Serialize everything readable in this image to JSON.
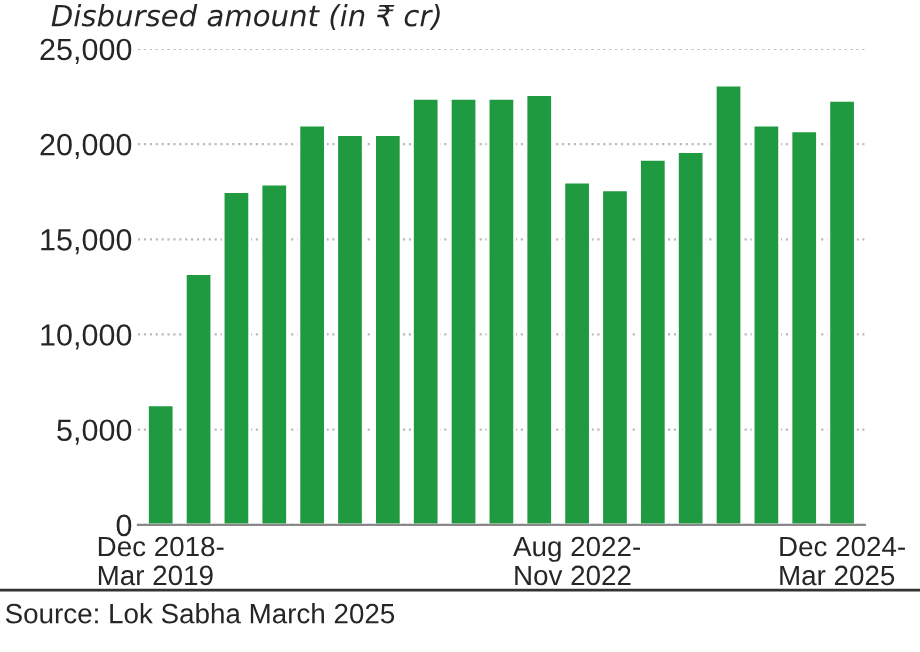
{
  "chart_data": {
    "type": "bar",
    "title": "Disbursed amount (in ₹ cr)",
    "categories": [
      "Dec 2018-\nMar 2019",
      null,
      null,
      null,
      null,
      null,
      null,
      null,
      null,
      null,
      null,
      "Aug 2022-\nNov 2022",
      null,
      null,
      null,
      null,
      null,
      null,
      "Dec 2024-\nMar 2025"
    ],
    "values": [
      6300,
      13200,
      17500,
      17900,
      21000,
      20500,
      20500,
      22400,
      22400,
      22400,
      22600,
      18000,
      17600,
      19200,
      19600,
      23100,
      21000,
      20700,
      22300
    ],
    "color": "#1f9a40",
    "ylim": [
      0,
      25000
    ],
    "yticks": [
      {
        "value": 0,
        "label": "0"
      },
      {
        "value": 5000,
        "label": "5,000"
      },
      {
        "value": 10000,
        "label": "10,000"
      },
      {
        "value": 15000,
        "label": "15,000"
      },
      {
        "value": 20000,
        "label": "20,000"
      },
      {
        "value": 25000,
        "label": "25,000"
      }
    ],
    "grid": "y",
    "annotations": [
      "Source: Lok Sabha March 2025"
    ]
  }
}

==

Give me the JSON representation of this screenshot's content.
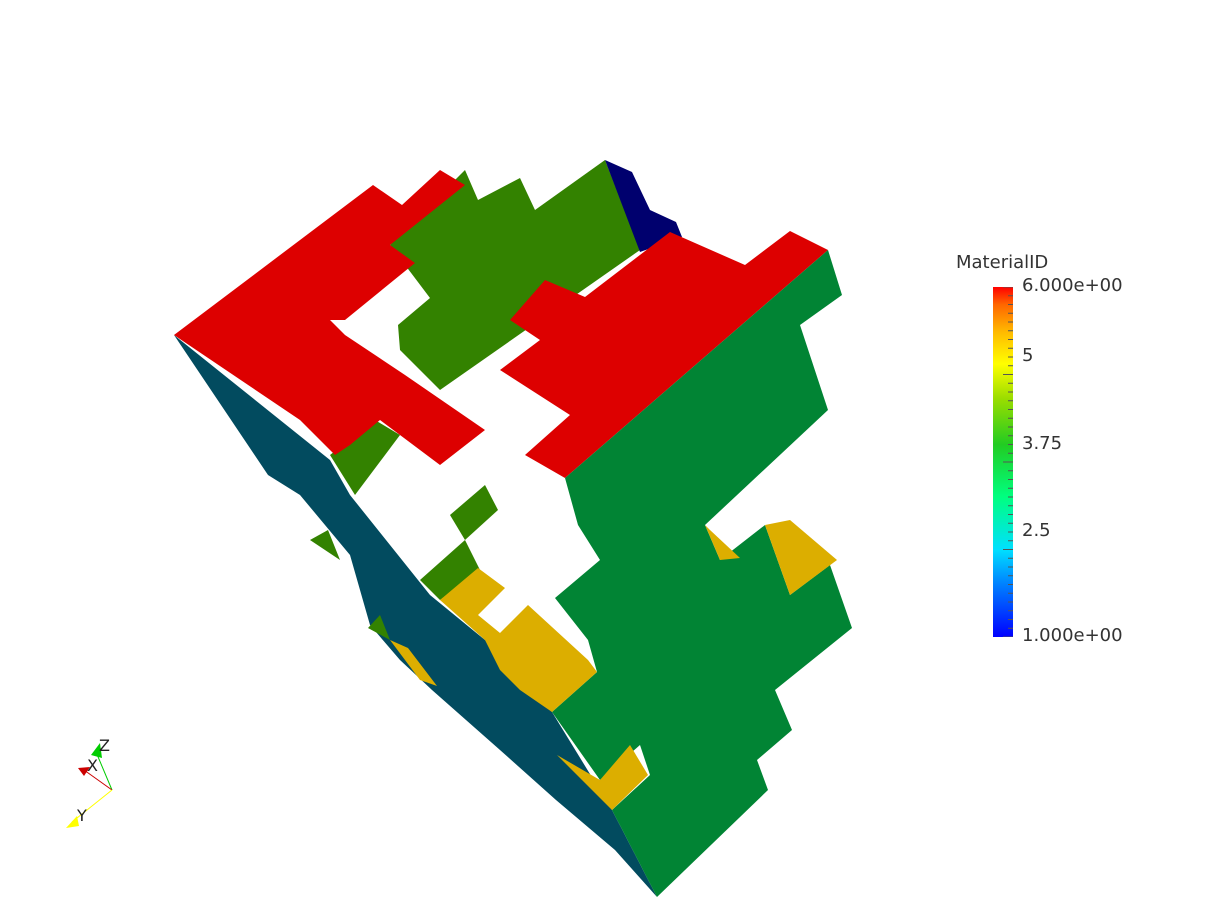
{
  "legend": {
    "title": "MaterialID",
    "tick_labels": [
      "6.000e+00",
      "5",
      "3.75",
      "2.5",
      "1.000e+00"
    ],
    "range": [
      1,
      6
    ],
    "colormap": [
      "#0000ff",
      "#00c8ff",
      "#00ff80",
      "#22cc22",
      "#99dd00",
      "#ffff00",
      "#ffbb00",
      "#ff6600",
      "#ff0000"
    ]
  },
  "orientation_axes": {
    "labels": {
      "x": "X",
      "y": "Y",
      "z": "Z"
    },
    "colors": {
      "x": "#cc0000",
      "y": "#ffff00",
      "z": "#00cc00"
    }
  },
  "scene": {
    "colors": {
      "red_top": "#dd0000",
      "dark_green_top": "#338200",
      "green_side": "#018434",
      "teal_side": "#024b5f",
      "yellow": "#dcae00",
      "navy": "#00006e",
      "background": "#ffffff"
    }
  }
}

The task: Locate and copy each line in the data above that includes the word "this".

The result:
Serialize everything readable in this image to JSON.
Give me the JSON representation of this screenshot's content.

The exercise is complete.